STATED TASK: Narrow the data below down to the lines containing "Atlantic".

··· MATERIALS PROVIDED

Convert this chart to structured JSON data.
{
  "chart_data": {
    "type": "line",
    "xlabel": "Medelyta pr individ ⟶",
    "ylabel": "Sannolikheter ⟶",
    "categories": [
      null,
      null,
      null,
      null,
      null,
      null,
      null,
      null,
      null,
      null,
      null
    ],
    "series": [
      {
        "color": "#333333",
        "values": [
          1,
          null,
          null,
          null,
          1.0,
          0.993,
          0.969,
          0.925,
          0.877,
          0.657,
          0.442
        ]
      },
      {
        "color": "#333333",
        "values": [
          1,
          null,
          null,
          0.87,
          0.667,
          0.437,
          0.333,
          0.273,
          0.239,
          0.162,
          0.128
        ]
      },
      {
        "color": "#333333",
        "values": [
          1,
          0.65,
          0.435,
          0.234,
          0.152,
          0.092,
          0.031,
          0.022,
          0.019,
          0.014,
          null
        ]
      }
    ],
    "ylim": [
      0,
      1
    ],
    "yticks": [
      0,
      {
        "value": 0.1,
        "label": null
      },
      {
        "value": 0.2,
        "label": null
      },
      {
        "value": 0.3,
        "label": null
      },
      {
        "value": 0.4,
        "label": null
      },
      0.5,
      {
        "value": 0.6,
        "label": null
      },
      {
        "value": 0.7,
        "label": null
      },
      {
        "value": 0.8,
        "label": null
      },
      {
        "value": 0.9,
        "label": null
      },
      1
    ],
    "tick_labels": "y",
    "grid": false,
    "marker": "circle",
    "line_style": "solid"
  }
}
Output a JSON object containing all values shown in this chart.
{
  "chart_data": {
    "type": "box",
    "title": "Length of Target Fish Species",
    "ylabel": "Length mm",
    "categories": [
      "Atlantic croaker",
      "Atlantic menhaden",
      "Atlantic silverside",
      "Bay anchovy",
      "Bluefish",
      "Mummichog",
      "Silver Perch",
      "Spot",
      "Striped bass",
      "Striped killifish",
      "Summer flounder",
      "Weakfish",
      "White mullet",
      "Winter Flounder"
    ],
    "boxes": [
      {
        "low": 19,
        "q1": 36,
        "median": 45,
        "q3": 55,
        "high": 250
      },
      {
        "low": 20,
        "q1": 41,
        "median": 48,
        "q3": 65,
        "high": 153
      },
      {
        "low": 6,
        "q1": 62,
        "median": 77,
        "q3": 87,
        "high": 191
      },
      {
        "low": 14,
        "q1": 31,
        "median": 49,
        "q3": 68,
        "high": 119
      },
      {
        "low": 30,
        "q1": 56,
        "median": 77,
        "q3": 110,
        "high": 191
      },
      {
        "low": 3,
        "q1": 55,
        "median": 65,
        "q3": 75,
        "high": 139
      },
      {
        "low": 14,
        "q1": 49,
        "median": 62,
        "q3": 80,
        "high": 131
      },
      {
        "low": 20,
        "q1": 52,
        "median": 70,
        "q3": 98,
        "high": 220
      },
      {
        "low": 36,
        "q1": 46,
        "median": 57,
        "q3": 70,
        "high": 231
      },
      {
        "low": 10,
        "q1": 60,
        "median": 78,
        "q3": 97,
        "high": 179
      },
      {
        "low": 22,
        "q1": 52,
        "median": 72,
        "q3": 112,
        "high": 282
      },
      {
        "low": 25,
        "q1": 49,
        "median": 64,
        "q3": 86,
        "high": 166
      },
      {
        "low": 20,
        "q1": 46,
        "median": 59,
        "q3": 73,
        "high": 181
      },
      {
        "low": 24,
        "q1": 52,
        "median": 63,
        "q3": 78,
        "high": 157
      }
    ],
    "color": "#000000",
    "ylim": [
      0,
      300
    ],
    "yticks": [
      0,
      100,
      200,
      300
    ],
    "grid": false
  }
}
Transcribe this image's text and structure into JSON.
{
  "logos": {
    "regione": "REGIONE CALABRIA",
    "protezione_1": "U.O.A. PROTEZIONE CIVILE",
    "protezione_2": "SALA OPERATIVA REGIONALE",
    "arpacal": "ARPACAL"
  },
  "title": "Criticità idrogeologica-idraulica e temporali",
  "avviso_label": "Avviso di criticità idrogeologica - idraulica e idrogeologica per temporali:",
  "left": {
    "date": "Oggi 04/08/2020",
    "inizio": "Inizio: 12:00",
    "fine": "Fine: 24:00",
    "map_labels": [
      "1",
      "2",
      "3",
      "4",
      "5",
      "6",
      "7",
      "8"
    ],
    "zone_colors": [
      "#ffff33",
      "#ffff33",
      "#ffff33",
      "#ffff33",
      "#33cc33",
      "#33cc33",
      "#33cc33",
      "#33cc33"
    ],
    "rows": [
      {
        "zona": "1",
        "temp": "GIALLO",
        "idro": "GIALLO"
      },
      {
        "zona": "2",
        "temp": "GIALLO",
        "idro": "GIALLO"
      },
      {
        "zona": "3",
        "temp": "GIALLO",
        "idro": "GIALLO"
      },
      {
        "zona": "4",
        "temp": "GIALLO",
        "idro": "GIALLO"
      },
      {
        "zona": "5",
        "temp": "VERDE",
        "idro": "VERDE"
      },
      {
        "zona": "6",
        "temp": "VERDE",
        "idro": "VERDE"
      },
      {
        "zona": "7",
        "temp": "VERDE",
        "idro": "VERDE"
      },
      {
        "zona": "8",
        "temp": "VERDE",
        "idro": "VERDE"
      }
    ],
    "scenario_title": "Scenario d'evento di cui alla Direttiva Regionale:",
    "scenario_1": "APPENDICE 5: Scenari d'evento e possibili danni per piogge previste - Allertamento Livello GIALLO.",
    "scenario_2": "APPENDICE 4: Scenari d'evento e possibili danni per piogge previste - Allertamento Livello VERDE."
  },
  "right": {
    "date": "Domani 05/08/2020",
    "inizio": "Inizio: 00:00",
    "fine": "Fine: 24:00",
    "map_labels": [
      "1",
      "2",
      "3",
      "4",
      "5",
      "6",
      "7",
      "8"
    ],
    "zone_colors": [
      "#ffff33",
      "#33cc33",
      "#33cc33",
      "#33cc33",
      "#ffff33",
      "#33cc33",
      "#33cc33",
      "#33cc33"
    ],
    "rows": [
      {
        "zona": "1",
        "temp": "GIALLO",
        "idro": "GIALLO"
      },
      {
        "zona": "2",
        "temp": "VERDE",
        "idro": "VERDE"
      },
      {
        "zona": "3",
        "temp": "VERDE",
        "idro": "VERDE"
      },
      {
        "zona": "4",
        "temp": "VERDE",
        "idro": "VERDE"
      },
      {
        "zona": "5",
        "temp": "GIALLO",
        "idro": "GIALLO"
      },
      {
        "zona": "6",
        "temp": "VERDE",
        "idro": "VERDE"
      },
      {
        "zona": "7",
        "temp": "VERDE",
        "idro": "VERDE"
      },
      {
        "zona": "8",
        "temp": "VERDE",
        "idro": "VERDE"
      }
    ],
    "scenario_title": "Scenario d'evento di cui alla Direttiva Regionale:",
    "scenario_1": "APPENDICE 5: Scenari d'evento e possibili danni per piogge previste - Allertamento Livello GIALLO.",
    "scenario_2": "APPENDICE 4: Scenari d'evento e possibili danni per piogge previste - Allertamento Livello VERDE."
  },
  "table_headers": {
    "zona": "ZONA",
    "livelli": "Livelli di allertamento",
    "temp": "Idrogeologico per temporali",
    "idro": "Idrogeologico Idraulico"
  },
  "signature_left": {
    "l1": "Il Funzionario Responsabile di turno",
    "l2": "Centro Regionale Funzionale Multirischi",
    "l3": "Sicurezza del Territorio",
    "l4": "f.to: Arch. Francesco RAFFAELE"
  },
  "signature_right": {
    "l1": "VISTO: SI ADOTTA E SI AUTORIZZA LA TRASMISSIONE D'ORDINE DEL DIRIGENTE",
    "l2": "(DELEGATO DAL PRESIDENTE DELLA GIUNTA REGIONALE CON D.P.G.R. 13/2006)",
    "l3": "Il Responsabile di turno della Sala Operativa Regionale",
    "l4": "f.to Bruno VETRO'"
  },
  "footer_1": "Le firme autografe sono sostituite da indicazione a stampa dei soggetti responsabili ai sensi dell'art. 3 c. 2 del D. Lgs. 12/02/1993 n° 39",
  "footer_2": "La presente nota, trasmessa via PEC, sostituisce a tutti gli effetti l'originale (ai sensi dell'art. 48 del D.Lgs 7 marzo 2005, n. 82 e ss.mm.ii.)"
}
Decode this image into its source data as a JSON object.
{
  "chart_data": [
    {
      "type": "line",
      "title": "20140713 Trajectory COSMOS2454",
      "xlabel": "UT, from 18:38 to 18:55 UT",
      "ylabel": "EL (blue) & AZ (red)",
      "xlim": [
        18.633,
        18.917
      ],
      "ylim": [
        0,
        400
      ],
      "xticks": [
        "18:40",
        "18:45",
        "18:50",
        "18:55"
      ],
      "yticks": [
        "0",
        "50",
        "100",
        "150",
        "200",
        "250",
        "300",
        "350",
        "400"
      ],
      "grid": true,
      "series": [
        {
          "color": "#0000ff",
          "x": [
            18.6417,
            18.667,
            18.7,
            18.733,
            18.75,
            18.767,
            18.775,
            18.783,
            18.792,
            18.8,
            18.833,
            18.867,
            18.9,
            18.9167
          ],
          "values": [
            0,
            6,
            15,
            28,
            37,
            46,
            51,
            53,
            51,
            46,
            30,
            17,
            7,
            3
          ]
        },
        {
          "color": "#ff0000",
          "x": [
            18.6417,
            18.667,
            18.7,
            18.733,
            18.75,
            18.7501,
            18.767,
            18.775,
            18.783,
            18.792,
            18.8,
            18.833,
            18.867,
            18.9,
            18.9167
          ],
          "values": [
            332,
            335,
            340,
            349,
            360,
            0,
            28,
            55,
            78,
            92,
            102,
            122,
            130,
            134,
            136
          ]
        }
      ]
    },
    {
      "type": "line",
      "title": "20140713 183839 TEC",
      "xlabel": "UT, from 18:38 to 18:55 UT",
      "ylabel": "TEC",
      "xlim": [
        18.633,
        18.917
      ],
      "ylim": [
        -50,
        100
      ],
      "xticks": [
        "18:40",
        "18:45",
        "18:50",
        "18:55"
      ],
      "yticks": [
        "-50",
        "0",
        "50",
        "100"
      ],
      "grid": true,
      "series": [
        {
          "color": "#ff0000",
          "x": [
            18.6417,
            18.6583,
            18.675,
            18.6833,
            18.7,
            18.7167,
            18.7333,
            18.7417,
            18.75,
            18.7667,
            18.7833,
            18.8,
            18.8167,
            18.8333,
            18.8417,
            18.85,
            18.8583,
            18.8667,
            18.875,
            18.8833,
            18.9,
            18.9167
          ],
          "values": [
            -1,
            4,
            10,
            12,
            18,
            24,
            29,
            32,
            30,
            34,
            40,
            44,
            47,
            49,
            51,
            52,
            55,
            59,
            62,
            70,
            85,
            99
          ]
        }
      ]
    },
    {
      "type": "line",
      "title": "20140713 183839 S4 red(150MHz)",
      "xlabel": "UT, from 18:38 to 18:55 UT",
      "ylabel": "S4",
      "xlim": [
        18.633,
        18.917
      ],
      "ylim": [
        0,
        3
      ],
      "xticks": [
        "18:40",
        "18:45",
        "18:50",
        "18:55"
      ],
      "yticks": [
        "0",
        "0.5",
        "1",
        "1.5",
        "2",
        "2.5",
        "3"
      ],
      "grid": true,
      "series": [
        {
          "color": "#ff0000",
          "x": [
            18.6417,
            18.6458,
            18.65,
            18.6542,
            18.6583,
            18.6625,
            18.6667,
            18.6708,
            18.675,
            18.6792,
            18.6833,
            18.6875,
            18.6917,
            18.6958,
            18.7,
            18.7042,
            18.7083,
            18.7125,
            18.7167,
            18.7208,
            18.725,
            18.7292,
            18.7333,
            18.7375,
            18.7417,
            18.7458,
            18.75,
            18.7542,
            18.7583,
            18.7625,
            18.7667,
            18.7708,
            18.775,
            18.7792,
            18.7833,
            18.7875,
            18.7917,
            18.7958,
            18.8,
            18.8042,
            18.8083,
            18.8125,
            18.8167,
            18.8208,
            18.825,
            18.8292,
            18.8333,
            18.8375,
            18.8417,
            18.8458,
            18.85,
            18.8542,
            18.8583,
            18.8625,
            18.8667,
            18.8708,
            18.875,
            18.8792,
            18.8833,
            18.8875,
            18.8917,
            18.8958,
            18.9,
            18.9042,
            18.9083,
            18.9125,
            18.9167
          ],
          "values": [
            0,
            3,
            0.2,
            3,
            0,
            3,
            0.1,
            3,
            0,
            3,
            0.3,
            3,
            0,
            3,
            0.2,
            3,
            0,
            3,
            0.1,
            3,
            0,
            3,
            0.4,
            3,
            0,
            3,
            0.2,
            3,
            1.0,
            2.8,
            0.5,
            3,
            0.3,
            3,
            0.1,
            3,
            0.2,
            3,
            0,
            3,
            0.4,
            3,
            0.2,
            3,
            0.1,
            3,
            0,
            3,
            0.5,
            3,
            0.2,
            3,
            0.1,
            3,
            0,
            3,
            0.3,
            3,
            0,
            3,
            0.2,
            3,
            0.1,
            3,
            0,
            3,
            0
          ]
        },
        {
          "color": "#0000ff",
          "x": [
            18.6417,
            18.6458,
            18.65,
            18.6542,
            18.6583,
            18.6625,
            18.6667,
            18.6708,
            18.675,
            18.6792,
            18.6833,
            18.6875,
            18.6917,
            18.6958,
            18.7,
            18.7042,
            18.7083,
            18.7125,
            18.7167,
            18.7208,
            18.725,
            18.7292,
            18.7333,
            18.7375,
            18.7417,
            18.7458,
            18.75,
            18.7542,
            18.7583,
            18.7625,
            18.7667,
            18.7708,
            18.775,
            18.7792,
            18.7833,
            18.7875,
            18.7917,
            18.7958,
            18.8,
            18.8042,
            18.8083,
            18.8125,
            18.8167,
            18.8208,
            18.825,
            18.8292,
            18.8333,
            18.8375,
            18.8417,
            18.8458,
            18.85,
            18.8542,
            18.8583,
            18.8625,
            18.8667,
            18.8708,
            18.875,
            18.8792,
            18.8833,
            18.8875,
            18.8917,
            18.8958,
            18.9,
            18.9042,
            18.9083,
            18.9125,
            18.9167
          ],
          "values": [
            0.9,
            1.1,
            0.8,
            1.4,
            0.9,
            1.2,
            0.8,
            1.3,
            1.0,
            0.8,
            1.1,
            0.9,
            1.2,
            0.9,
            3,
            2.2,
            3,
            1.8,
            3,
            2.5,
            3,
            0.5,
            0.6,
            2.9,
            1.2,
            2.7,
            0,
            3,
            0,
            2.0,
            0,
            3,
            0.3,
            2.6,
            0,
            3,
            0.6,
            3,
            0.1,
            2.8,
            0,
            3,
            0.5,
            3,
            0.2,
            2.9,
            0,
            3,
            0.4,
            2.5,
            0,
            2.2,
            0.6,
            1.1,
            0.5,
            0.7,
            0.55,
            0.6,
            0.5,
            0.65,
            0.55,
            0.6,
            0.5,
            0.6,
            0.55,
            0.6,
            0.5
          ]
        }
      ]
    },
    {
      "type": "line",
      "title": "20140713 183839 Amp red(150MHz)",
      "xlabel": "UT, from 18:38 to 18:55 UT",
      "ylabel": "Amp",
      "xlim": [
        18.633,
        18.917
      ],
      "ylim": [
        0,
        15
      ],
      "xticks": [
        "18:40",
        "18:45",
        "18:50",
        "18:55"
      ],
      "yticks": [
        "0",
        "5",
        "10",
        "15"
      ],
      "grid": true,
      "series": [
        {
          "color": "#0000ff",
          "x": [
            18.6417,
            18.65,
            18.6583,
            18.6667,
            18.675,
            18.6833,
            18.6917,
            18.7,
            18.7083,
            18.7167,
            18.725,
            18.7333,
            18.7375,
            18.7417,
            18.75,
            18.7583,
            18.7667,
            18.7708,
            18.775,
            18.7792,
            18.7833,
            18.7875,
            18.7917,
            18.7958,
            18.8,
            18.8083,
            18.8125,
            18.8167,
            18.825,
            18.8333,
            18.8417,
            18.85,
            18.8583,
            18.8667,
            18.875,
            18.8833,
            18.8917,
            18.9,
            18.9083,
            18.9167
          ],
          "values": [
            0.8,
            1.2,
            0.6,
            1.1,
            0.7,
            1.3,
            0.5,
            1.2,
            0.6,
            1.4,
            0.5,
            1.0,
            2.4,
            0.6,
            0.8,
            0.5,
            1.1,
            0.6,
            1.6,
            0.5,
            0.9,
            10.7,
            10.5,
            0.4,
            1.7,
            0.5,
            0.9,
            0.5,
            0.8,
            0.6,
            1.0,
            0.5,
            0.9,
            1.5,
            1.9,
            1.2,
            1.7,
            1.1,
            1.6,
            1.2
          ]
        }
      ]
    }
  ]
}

······

OUTPUT BELOW:
      "Atlantic croaker",
      "Atlantic menhaden",
      "Atlantic silverside",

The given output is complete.